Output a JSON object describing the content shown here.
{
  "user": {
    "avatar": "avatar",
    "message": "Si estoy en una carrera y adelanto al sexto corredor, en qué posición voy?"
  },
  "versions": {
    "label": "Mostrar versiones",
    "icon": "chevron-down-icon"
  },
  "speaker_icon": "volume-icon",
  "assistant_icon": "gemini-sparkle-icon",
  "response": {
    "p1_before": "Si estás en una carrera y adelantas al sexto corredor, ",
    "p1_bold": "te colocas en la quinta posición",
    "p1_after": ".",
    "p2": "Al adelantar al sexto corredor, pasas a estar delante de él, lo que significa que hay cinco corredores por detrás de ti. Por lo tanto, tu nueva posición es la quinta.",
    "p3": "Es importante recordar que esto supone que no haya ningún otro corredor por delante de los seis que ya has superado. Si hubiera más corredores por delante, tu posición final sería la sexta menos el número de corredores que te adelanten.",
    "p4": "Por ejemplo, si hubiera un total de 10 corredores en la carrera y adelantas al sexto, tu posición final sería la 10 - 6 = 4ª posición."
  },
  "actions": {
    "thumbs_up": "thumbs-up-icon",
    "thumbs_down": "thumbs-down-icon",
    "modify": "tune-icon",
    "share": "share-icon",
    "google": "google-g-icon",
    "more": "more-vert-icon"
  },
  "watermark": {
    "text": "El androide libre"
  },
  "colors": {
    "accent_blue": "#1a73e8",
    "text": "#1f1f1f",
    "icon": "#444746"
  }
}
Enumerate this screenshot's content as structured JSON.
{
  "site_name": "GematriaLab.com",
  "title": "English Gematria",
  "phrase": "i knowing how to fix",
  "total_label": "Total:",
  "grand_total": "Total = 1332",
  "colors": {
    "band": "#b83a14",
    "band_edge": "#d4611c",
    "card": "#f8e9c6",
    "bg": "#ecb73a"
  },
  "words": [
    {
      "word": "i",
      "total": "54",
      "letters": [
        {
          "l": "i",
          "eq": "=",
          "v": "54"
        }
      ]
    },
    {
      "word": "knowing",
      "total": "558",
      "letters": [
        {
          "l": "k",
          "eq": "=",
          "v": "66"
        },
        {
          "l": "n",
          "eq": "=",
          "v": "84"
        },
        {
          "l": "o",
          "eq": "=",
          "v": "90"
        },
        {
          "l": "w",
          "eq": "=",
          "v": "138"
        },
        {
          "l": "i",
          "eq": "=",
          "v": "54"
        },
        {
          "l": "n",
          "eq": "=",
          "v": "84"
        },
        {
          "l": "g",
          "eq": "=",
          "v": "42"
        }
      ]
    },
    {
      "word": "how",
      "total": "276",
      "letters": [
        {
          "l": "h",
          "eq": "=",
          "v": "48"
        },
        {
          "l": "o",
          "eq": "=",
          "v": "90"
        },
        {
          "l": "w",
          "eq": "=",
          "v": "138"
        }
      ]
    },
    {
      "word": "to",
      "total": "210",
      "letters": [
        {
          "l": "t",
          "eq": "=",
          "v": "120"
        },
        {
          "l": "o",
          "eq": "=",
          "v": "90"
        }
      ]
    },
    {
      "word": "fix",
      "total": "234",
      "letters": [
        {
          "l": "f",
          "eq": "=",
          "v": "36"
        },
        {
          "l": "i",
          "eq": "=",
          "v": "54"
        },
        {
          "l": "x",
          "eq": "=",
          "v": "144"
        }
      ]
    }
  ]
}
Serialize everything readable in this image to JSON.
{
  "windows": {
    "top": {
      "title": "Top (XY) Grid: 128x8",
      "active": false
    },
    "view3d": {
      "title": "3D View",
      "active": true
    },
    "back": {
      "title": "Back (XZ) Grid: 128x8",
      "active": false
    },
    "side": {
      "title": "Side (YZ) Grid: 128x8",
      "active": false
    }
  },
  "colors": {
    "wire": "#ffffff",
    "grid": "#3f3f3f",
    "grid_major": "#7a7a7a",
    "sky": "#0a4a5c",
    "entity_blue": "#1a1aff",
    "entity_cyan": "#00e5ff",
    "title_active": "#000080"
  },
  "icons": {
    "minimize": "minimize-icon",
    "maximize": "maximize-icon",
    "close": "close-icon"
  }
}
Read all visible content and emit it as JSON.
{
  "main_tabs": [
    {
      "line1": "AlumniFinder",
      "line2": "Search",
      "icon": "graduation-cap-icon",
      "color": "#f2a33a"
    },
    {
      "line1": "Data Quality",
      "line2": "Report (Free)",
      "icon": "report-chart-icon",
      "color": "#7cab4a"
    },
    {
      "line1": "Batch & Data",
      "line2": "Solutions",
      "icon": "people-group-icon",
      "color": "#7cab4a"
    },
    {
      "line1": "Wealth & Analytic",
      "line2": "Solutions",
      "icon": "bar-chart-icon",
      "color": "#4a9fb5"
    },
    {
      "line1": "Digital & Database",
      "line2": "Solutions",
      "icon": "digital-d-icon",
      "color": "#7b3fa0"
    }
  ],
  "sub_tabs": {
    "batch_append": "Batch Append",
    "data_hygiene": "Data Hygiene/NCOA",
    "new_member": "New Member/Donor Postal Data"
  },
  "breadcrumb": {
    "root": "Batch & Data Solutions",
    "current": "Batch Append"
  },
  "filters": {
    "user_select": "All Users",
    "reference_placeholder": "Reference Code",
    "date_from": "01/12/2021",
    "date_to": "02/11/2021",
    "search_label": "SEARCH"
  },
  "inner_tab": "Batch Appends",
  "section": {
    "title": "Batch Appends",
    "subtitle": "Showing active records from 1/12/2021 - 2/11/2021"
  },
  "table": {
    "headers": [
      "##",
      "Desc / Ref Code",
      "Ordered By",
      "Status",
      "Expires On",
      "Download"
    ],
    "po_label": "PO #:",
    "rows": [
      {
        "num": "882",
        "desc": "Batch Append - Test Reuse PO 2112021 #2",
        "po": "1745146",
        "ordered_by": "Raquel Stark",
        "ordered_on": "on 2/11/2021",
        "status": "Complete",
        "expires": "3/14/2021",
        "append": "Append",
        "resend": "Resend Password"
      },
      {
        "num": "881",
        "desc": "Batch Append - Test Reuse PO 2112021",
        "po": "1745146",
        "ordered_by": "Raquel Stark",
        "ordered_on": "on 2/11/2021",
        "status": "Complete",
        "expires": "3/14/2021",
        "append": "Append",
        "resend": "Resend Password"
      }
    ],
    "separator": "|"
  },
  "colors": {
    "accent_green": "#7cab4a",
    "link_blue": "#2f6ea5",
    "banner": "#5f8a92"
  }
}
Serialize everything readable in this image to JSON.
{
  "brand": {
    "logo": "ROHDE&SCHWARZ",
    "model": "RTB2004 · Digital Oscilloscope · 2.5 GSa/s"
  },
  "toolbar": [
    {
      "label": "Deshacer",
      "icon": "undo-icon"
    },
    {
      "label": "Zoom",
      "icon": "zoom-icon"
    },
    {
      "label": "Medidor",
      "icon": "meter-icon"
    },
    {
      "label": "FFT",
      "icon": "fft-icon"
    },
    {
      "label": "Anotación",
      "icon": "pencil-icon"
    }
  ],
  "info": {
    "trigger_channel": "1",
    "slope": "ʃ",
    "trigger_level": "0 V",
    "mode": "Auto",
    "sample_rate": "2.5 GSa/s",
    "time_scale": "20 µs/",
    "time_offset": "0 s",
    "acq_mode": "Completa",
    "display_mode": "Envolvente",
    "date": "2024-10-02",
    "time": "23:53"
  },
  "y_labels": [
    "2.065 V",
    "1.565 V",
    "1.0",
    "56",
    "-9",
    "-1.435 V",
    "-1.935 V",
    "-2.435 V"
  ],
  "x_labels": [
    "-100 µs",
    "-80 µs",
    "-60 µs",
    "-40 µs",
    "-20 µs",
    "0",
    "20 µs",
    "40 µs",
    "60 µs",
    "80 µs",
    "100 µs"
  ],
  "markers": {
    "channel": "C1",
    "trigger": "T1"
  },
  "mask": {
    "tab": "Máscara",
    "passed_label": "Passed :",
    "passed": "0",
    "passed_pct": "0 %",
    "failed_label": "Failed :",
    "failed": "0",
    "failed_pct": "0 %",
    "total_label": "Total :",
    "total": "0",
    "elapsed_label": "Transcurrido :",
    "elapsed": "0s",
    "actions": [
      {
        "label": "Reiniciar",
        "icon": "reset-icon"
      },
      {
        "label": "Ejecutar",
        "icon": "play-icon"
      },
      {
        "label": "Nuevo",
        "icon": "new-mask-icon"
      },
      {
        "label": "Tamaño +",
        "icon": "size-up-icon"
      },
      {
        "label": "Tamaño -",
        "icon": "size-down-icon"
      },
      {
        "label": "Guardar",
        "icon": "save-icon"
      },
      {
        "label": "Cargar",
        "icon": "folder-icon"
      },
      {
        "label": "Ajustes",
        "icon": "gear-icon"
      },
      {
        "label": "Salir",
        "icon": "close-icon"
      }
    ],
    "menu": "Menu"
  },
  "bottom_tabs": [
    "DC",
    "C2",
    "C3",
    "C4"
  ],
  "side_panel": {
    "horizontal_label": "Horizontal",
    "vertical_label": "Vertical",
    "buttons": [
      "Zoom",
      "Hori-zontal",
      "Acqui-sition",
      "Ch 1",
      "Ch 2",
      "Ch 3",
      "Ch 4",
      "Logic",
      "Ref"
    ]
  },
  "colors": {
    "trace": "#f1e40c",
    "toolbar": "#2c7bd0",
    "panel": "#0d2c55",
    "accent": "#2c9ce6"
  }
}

= INSTRUCTION =
From the material above, copy each line that includes the word "carrera".

= THE RESULT =
    "message": "Si estoy en una carrera y adelanto al sexto corredor, en qué posición voy?"
    "p1_before": "Si estás en una carrera y adelantas al sexto corredor, ",
    "p4": "Por ejemplo, si hubiera un total de 10 corredores en la carrera y adelantas al sexto, tu posición final sería la 10 - 6 = 4ª posición."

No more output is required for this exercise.